WHAT IS BEING ASKED:
Restate, word for word, all of the material shown below.

RECORD EXTRACTS:
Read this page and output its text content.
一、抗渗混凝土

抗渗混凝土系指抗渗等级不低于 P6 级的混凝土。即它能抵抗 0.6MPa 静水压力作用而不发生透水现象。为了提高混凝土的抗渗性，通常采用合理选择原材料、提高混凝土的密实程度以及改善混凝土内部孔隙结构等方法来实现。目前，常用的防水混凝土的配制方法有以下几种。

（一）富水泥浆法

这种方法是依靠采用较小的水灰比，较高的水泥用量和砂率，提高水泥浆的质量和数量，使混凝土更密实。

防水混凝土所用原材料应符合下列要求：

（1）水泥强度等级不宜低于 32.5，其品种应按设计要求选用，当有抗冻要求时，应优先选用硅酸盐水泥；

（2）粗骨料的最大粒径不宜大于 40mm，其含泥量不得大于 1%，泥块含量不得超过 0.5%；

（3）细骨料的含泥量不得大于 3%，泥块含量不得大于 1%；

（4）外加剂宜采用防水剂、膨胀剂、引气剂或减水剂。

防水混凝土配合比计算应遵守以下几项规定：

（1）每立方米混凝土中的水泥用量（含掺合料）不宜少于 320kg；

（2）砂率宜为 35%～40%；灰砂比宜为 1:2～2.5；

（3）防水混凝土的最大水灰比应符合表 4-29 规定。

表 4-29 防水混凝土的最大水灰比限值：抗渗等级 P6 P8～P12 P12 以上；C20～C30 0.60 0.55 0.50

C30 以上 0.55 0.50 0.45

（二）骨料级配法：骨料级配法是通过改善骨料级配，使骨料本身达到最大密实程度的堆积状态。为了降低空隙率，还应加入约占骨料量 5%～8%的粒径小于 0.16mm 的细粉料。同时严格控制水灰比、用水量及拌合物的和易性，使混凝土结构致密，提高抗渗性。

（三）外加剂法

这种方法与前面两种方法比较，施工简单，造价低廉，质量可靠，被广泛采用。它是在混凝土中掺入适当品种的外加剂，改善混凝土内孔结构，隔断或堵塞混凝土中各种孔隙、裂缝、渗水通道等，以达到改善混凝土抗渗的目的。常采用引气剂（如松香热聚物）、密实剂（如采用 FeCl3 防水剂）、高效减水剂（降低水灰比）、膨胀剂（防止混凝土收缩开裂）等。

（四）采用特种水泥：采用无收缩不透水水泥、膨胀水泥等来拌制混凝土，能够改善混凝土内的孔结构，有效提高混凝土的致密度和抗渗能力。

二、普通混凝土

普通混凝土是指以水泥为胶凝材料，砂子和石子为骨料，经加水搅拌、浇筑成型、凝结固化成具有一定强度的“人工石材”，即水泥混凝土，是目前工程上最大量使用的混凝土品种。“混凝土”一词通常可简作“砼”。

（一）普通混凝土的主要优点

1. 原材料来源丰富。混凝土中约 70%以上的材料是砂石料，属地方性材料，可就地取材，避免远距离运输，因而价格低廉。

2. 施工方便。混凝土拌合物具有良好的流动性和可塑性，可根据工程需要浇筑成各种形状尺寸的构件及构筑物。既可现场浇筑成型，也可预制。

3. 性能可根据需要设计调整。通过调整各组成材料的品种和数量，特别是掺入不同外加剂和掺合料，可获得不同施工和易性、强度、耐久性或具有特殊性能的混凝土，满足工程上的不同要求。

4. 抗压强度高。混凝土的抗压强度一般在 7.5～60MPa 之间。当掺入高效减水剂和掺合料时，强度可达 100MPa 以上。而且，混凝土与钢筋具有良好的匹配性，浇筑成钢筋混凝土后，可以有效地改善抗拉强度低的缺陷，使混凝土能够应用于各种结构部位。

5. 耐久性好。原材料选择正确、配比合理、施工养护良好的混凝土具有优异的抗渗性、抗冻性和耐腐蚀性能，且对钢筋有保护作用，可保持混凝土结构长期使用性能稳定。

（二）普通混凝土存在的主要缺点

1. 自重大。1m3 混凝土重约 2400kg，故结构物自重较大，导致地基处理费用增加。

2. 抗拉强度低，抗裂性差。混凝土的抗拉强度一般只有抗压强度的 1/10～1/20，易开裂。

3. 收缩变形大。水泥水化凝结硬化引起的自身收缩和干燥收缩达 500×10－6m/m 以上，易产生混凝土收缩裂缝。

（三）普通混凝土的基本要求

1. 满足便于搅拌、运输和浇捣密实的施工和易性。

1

THE SOLUTION:
Read this page and output its text content.
一、抗渗混凝土

抗渗混凝土系指抗渗等级不低于 P6 级的混凝土。即它能抵抗 0.6MPa 静水压力作用而不发生透水现象。为了提高混凝土的抗渗性，通常采用合理选择原材料、提高混凝土的密实程度以及改善混凝土内部孔隙结构等方法来实现。目前，常用的防水混凝土的配制方法有以下几种。

（一）富水泥浆法

这种方法是依靠采用较小的水灰比，较高的水泥用量和砂率，提高水泥浆的质量和数量，使混凝土更密实。

防水混凝土所用原材料应符合下列要求：

（1）水泥强度等级不宜低于 32.5，其品种应按设计要求选用，当有抗冻要求时，应优先选用硅酸盐水泥；

（2）粗骨料的最大粒径不宜大于 40mm，其含泥量不得大于 1%，泥块含量不得超过 0.5%；

（3）细骨料的含泥量不得大于 3%，泥块含量不得大于 1%；

（4）外加剂宜采用防水剂、膨胀剂、引气剂或减水剂。

防水混凝土配合比计算应遵守以下几项规定：

（1）每立方米混凝土中的水泥用量（含掺合料）不宜少于 320kg；

（2）砂率宜为 35%～40%；灰砂比宜为 1:2～2.5；

（3）防水混凝土的最大水灰比应符合表 4-29 规定。

表 4-29 防水混凝土的最大水灰比限值：抗渗等级 P6 P8～P12 P12 以上；C20～C30 0.60 0.55 0.50

C30 以上 0.55 0.50 0.45

（二）骨料级配法：骨料级配法是通过改善骨料级配，使骨料本身达到最大密实程度的堆积状态。为了降低空隙率，还应加入约占骨料量 5%～8%的粒径小于 0.16mm 的细粉料。同时严格控制水灰比、用水量及拌合物的和易性，使混凝土结构致密，提高抗渗性。

（三）外加剂法

这种方法与前面两种方法比较，施工简单，造价低廉，质量可靠，被广泛采用。它是在混凝土中掺入适当品种的外加剂，改善混凝土内孔结构，隔断或堵塞混凝土中各种孔隙、裂缝、渗水通道等，以达到改善混凝土抗渗的目的。常采用引气剂（如松香热聚物）、密实剂（如采用 FeCl3 防水剂）、高效减水剂（降低水灰比）、膨胀剂（防止混凝土收缩开裂）等。

（四）采用特种水泥：采用无收缩不透水水泥、膨胀水泥等来拌制混凝土，能够改善混凝土内的孔结构，有效提高混凝土的致密度和抗渗能力。

二、普通混凝土

普通混凝土是指以水泥为胶凝材料，砂子和石子为骨料，经加水搅拌、浇筑成型、凝结固化成具有一定强度的“人工石材”，即水泥混凝土，是目前工程上最大量使用的混凝土品种。“混凝土”一词通常可简作“砼”。

（一）普通混凝土的主要优点

1. 原材料来源丰富。混凝土中约 70%以上的材料是砂石料，属地方性材料，可就地取材，避免远距离运输，因而价格低廉。

2. 施工方便。混凝土拌合物具有良好的流动性和可塑性，可根据工程需要浇筑成各种形状尺寸的构件及构筑物。既可现场浇筑成型，也可预制。

3. 性能可根据需要设计调整。通过调整各组成材料的品种和数量，特别是掺入不同外加剂和掺合料，可获得不同施工和易性、强度、耐久性或具有特殊性能的混凝土，满足工程上的不同要求。

4. 抗压强度高。混凝土的抗压强度一般在 7.5～60MPa 之间。当掺入高效减水剂和掺合料时，强度可达 100MPa 以上。而且，混凝土与钢筋具有良好的匹配性，浇筑成钢筋混凝土后，可以有效地改善抗拉强度低的缺陷，使混凝土能够应用于各种结构部位。

5. 耐久性好。原材料选择正确、配比合理、施工养护良好的混凝土具有优异的抗渗性、抗冻性和耐腐蚀性能，且对钢筋有保护作用，可保持混凝土结构长期使用性能稳定。

（二）普通混凝土存在的主要缺点

1. 自重大。1m3 混凝土重约 2400kg，故结构物自重较大，导致地基处理费用增加。

2. 抗拉强度低，抗裂性差。混凝土的抗拉强度一般只有抗压强度的 1/10～1/20，易开裂。

3. 收缩变形大。水泥水化凝结硬化引起的自身收缩和干燥收缩达 500×10－6m/m 以上，易产生混凝土收缩裂缝。

（三）普通混凝土的基本要求

1. 满足便于搅拌、运输和浇捣密实的施工和易性。

1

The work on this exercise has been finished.